- Exercise objective
Check every line of the entries below for the word "предоставления", and copy the ones that have it.

+ + + +

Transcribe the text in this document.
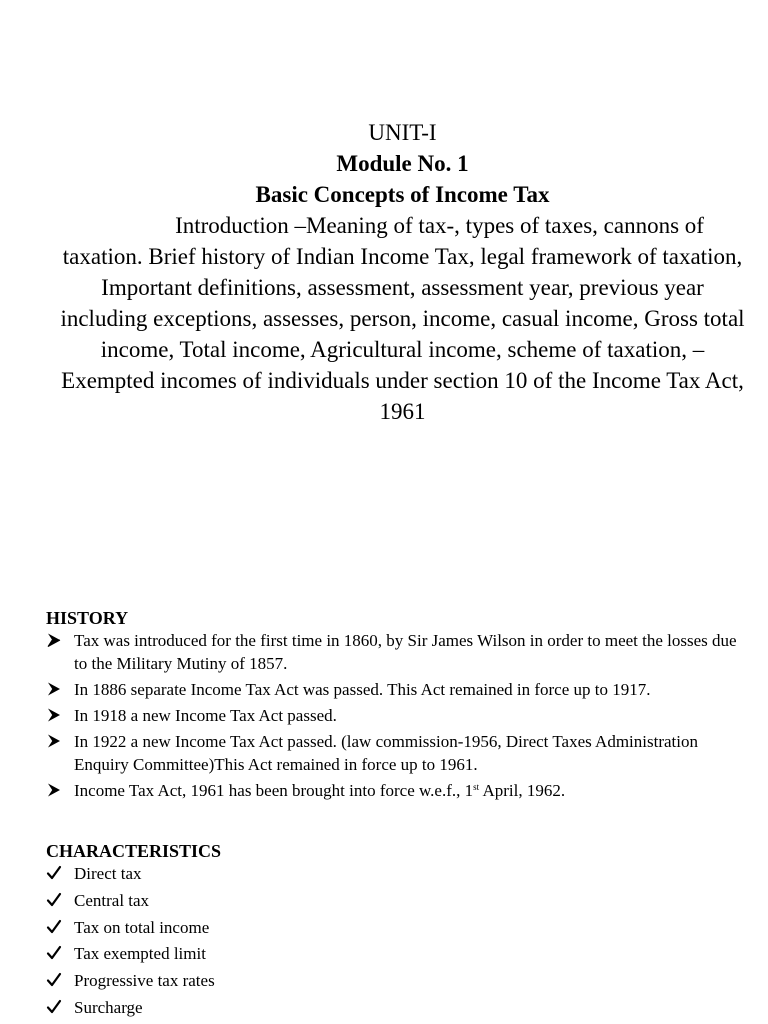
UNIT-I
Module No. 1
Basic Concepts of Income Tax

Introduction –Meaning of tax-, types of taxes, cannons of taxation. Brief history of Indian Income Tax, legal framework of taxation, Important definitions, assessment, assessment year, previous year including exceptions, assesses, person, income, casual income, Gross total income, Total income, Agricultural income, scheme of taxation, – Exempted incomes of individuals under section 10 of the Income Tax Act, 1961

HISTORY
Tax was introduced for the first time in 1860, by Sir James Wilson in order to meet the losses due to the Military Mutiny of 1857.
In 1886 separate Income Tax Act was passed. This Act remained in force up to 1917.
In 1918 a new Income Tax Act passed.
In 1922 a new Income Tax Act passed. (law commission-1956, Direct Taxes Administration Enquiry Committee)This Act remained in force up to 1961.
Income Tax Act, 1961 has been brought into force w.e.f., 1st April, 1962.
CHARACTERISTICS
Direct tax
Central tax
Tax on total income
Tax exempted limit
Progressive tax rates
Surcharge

+ + + +

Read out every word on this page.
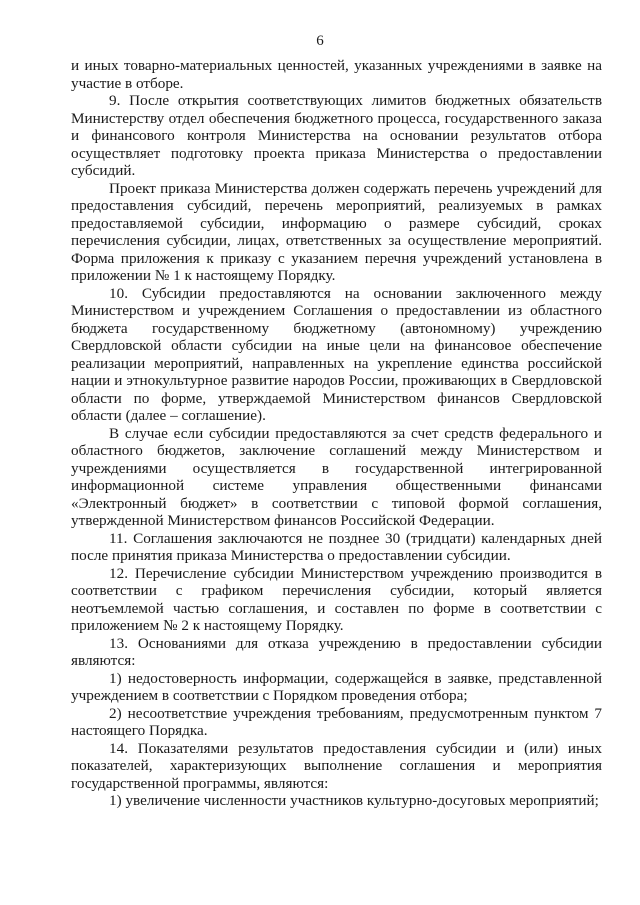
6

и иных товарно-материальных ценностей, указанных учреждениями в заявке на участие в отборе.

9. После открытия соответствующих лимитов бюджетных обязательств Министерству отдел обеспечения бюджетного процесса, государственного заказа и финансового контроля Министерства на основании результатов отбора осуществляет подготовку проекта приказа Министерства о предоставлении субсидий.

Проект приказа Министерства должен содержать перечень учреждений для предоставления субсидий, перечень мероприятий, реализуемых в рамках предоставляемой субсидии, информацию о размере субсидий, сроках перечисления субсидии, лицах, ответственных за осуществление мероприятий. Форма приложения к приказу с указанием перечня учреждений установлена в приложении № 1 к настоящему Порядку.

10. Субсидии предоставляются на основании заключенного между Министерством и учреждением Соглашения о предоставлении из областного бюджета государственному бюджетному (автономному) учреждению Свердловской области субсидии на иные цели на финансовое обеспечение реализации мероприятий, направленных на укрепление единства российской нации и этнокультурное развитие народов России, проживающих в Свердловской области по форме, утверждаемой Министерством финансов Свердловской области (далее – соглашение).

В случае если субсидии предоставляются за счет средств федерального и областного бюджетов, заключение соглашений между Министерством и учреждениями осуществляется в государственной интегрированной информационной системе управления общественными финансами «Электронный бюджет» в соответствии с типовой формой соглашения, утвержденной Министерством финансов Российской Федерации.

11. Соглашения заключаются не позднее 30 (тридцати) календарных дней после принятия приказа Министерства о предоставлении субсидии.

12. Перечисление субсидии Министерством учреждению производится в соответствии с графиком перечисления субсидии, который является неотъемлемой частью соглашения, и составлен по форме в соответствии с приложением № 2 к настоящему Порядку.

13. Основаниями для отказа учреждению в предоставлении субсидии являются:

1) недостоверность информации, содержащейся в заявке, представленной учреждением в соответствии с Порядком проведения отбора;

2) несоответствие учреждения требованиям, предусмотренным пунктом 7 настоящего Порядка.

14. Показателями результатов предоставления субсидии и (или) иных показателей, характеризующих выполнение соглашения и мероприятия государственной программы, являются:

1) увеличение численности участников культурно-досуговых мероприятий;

+ + + +

- Output of the exercise
Проект приказа Министерства должен содержать перечень учреждений для предоставления субсидий, перечень мероприятий, реализуемых в рамках предоставляемой субсидии, информацию о размере субсидий, сроках перечисления субсидии, лицах, ответственных за осуществление мероприятий. Форма приложения к приказу с указанием перечня учреждений установлена в приложении № 1 к настоящему Порядку.
14. Показателями результатов предоставления субсидии и (или) иных показателей, характеризующих выполнение соглашения и мероприятия государственной программы, являются:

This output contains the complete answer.